#### [Supplied data]

<<<<

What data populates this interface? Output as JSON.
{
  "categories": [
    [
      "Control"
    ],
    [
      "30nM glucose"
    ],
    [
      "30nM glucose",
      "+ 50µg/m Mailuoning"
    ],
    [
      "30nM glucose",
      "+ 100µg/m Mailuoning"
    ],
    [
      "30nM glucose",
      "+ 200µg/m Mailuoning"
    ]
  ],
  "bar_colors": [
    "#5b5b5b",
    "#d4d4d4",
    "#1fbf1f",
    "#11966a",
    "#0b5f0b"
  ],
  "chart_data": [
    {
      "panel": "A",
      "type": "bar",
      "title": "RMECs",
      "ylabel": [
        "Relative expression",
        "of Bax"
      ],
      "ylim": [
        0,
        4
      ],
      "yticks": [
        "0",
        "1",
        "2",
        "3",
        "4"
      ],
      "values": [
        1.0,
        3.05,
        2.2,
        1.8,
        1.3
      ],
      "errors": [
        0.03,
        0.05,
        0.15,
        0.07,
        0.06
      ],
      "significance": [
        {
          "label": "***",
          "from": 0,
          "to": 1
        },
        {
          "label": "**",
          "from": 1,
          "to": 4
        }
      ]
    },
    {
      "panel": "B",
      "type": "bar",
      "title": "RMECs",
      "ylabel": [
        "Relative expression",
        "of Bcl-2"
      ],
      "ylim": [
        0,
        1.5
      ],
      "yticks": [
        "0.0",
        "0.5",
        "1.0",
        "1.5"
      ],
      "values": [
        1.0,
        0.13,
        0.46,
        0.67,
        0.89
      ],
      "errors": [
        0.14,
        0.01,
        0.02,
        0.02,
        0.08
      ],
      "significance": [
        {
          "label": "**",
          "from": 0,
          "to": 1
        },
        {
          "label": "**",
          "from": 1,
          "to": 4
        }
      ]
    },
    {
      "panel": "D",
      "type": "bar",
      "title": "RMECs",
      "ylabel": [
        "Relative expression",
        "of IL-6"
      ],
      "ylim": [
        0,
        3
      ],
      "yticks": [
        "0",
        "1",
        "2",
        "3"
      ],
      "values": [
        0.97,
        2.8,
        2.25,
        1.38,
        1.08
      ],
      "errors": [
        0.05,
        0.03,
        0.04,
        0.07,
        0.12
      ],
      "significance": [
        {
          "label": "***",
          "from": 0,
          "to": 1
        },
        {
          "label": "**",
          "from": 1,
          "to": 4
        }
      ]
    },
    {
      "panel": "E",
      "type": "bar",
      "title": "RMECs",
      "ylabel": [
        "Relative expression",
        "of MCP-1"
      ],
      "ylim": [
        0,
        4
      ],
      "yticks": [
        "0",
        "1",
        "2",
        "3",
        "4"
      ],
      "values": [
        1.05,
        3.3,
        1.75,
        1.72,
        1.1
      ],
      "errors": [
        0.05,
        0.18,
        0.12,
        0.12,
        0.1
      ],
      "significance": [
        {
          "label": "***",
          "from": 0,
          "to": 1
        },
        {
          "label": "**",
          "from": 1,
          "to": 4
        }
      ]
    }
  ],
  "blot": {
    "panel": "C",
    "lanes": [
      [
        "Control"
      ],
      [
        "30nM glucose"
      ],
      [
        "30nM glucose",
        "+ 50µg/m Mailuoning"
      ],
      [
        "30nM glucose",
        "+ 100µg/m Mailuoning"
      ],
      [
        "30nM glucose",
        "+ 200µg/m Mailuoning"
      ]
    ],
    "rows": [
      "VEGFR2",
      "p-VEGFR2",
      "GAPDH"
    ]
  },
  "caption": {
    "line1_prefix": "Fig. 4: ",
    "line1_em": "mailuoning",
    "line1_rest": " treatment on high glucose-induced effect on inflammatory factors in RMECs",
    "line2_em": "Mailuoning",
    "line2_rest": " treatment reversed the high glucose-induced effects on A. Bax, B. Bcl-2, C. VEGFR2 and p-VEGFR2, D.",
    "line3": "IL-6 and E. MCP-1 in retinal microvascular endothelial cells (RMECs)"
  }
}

>>>>

#### [Description of the task]
Each line of the data that holds "panel" should be reported.

#### [Task answer]
      "panel": "A",
      "panel": "B",
      "panel": "D",
      "panel": "E",
    "panel": "C",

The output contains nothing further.